What this task involves: Gather every line of the entries that includes the word "Area".
— begin Data entries —
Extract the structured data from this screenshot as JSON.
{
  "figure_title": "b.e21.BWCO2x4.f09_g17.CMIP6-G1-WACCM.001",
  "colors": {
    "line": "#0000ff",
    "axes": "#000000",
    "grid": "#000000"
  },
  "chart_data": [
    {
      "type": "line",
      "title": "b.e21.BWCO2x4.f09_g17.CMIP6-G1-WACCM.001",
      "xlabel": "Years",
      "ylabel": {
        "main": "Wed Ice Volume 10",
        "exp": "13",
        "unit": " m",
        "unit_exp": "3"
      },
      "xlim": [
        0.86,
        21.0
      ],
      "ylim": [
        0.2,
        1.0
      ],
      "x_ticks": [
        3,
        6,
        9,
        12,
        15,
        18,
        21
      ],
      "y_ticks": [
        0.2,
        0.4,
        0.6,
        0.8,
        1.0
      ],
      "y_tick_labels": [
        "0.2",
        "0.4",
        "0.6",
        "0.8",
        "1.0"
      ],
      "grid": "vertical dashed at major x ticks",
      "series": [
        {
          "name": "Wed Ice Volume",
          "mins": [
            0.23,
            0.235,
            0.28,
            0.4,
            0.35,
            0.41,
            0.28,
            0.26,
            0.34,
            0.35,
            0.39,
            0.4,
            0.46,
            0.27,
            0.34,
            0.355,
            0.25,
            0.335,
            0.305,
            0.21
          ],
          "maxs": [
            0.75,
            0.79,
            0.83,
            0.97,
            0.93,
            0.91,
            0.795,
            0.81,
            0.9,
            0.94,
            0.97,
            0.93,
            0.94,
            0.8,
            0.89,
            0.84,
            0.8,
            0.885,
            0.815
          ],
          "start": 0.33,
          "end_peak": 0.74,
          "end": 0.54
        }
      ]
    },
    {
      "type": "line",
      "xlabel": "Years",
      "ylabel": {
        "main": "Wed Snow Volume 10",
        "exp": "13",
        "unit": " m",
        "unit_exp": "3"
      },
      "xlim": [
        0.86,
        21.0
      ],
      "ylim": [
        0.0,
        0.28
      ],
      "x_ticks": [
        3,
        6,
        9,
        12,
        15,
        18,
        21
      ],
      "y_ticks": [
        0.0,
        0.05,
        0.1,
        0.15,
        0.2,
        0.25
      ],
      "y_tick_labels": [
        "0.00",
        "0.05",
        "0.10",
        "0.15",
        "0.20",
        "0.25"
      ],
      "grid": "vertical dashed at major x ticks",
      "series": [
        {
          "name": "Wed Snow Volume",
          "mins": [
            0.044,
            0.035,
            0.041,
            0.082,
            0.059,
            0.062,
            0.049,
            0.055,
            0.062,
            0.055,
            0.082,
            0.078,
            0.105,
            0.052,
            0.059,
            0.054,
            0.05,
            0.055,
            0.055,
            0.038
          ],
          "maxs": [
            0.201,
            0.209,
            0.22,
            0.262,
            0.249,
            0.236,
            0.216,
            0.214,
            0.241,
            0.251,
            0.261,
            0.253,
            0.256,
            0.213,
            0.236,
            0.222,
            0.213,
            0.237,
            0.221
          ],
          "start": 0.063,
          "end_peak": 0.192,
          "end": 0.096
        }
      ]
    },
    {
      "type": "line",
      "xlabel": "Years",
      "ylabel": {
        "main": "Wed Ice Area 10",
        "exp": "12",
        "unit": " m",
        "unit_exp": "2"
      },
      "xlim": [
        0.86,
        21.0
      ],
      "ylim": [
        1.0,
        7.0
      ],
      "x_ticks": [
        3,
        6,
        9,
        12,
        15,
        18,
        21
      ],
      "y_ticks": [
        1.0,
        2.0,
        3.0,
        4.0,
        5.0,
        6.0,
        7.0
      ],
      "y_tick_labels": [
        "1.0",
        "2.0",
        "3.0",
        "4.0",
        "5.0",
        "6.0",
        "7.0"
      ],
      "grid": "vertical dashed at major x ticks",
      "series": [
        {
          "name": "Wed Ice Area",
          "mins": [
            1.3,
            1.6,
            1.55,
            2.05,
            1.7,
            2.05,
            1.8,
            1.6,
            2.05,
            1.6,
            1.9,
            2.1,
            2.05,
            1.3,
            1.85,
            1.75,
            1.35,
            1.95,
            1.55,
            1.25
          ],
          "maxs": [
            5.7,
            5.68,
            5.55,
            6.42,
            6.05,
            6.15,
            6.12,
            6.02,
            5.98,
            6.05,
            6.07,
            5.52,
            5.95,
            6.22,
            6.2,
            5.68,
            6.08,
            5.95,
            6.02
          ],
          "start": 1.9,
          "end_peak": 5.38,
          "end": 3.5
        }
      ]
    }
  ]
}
— end Data entries —
Task result:
        "main": "Wed Ice Area 10",
          "name": "Wed Ice Area",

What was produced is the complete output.